[Opening Source passage section]

Following his discharge he enrolled at the University of California Los Angeles, the Hopkins Marine Station, Scripps Institution of Oceanography, and Stanford University. He received his Ph.D. from the latter institution in 1952 and he worked as an acting instructor at the Hopkins Marine Station in the summer of 1948. He joined the American Society of Ichthyologists and Herpetologists as life member in 1940.

==University of Texas==
Hubbs was appointed as an instructor in zoology at the University of Texas in 1949, he was promoted to assistant professor in 1952, associate professor in 1957, he became the Chairman of the Division of Biological Sciences in 1974 and the Chairman of Zoology in 1978. In 1988 he was appointed the Clark Hubbs Regents Professor in Zoology and in 1991 gained emeritus status. In all, he spent 59 years working at the University of Texas and the university awarded him its Lifetime Service award. He was also a visiting professor of zoology at the University of Oklahoma and at Texas A&M University.

During his career he published over 300 papers and articles and he continued working in the field up to a month before his death. His published literature is mainly in fish, but he published some work on amphibians and an article on the fruit fly, Drosophila, albeit as fish food. He also trained over 40 masters and doctorate students in his time at the University of Texas, including Victor G. Springer and Kirk Winemiller. Hubbs deposited the material he collected at the Ichthyology Division of the Texas Natural History Collections of the Texas Memorial Museum at The University of Texas at Austin.

==Taxa described by him==
- See :Category:Taxa named by Clark Hubbs

==Other activities==
He served as the president of the Southwestern Association of Naturalists from 1966 to 1967, the Texas Academy of Sciences from 1972 to 1973, the Texas Organization for Endangered Species from 1978 to 1979, the American Society of Ichthyologists and Herpetologists in 1987 and the American Institute of Fisheries Research Biologists from 1995 to 1997. He also spent four years as editor for the Texas Journal of Science. He went on to edit the Southwestern Naturalist and the Transactions of the American Fisheries Society. He was the editor of America's ichthyological and herpetological journal Copeia for 14 years.

[Closing Source passage section]
[Opening Information given section]

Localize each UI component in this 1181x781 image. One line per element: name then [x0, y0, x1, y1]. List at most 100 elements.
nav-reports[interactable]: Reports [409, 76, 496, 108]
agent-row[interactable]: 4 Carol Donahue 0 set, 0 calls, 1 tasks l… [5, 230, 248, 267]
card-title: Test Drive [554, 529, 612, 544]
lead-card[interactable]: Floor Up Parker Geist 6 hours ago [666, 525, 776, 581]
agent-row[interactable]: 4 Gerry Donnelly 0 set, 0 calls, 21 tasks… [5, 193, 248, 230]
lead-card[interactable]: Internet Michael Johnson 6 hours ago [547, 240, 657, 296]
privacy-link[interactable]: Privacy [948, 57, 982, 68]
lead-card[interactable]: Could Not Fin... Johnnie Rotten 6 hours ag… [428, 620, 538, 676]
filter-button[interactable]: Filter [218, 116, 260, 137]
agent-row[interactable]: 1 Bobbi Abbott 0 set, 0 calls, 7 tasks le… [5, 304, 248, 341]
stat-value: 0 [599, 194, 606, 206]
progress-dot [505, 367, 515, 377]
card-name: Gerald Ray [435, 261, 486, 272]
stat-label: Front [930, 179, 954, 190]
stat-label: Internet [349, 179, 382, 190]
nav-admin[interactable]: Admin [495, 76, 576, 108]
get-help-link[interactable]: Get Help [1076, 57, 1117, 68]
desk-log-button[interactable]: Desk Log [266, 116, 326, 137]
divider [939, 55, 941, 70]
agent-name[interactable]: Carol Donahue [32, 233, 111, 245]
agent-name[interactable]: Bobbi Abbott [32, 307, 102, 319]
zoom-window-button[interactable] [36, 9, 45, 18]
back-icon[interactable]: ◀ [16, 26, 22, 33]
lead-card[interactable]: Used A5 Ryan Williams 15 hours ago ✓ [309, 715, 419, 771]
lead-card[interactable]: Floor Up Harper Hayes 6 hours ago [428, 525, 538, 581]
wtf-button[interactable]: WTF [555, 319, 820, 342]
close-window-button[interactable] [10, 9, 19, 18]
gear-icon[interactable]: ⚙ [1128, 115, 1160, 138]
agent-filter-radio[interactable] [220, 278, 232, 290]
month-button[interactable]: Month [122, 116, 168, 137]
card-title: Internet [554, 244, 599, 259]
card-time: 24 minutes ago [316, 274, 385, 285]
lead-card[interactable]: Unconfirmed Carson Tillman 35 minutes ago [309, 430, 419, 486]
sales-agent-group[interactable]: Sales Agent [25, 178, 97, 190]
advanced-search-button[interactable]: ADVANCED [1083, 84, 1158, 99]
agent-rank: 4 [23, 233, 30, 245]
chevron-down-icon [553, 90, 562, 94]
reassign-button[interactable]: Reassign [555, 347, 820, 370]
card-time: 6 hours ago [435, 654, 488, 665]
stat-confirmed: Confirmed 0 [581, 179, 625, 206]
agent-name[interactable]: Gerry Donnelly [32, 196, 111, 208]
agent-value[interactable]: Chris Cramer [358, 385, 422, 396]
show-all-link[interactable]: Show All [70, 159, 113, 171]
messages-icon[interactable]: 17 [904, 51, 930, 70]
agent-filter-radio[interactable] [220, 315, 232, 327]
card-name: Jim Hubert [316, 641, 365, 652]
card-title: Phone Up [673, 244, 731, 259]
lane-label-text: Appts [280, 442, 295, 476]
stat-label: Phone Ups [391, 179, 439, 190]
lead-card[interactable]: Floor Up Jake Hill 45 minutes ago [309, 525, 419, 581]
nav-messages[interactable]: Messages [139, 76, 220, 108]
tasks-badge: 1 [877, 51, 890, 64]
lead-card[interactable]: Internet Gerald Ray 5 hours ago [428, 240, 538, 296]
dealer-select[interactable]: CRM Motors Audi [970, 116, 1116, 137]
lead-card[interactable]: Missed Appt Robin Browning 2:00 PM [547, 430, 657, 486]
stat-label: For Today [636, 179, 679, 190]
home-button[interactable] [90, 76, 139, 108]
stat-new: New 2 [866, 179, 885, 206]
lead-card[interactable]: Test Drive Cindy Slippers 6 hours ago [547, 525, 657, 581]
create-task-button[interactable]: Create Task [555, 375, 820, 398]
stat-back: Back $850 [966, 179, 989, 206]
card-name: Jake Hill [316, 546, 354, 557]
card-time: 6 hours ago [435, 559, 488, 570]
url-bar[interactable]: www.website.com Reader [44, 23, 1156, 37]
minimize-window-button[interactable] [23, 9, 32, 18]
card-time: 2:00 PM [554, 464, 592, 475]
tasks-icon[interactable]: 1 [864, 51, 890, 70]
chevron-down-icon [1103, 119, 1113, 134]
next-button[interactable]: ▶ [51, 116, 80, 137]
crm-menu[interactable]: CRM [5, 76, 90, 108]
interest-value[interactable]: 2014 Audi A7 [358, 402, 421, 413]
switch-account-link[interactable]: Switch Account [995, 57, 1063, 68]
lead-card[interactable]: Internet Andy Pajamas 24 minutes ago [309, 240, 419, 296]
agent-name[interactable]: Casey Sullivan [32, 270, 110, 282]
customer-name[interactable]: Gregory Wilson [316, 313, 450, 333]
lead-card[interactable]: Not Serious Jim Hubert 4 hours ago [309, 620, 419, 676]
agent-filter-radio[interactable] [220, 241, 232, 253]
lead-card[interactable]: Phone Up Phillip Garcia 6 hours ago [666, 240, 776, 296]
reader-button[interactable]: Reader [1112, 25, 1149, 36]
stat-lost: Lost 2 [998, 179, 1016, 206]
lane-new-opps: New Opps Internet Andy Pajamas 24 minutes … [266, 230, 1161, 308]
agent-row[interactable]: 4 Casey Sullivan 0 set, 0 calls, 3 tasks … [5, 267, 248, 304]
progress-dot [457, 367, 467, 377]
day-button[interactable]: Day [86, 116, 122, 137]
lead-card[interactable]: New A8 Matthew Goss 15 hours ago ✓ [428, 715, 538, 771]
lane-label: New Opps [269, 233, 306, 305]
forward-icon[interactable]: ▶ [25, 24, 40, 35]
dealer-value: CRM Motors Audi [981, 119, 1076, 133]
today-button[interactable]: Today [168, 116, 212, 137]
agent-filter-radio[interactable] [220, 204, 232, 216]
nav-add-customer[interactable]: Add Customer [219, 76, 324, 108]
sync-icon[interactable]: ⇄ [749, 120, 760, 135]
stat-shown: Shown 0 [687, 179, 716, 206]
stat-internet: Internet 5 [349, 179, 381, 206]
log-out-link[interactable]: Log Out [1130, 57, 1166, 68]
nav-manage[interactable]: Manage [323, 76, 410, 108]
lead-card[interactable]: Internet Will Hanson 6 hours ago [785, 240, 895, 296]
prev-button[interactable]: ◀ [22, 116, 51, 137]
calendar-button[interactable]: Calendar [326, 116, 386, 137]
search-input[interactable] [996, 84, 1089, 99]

[Closing Information given section]

Tasks to perform:
(A) Print the part of the passage on Clark Hubbs starting at "Following his discharge" and ending at "member in 1940.".
(B) Proceed with the passage on Clark Hubbs, writing on from its last sentence.
These records come from a separate source.

Answers by item number:
(A)
Following his discharge he enrolled at the University of California Los Angeles, the Hopkins Marine Station, Scripps Institution of Oceanography, and Stanford University. He received his Ph.D. from the latter institution in 1952 and he worked as an acting instructor at the Hopkins Marine Station in the summer of 1948. He joined the American Society of Ichthyologists and Herpetologists as life member in 1940.

(B)
He was an environmentalist and fought to protect freshwater ecosystems, appearing as a witness in court cases affecting water supply, canals and dams, for example he was an expert witness in the lawsuit over the Edwards Aquifer which saw the establishment of the Edwards Aquifer Authority to ensure that the spring flows were enough to conserve the habitat of the endangered fishes, the San Marcos gambusia and the fountain darter. His activities as an environmental activist saw him receive awards and he served on the board of the Nature Conservancy, among other organizations. He also worked on the Texas Utilities Environmental Steering Committee, Rio Grande Fishes Recovery Team, Hubbs Sea World Research Institute, the University of Texas Marine Sciences Institute, and the southwestern division of the Environmental Defense Fund.

Hubbs started to publish a checklist, The Fishes of Texas, during the 1960s and in the 1980s colleagues and students associated with Hubbs began to add additional information about each fish species. Hubbs wanted to turn this into a book and he labored on this project, collaborating with others until his death. However, they realized that an electronic format would reach more people and so The Fishes of Texas Online project began.

== Taxa named in his honor ==
Hubbs had at least three species of fish named in his honor:
- The signal triplefin, Lepidonectes clarkhubbsi Bussing, 1991
- Menidia clarkhubbsi, and
- Gambusia clarkhubbsi.

==Personal life==
Hubbs met Catherine V. Symons on a field trip with the Stanford University Natural History Club and married her in 1949. His parents had met in a similar fashion. They had three children: Laura (born 1950), John (born 1952) and Anne (born 1955). Hubbs was known for his collection of clothing depicting fish. Hubbs died from cancer in Austin on February 3, 2008.